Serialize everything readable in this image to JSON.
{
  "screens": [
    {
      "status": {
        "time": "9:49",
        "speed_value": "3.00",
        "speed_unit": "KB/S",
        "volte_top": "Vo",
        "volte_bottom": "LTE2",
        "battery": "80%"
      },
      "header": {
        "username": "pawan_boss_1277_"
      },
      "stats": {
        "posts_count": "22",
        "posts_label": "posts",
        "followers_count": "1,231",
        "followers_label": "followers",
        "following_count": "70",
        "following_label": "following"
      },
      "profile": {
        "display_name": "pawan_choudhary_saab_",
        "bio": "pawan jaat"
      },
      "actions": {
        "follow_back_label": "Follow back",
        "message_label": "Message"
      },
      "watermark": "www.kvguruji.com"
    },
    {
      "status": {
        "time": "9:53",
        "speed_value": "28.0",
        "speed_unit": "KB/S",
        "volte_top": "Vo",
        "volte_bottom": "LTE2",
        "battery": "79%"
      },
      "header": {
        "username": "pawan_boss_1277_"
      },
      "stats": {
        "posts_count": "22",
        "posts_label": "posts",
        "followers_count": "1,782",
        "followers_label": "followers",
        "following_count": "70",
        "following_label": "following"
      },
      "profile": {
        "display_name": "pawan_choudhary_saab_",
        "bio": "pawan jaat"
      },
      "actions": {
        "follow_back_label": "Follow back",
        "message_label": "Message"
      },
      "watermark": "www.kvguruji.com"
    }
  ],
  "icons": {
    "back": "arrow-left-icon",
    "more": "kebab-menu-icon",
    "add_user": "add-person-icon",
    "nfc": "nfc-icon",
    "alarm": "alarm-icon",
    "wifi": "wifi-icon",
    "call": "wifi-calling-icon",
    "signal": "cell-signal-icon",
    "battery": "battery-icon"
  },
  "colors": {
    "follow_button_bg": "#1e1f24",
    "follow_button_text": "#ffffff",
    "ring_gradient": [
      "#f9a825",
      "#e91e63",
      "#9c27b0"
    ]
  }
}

|---|

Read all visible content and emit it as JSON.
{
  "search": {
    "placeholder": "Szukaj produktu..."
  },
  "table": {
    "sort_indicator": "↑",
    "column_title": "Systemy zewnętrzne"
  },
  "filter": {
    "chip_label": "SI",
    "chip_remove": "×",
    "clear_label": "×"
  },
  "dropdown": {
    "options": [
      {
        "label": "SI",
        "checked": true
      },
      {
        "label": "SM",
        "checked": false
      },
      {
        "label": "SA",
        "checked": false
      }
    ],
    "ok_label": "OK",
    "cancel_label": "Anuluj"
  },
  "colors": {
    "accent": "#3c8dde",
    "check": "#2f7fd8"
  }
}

|---|

> [AIM]: Check each line of the records above for "battery", and copy those that have it.

> [ANSWER FOR THIS EXERCISE]:
        "battery": "80%"
        "battery": "79%"
    "battery": "battery-icon"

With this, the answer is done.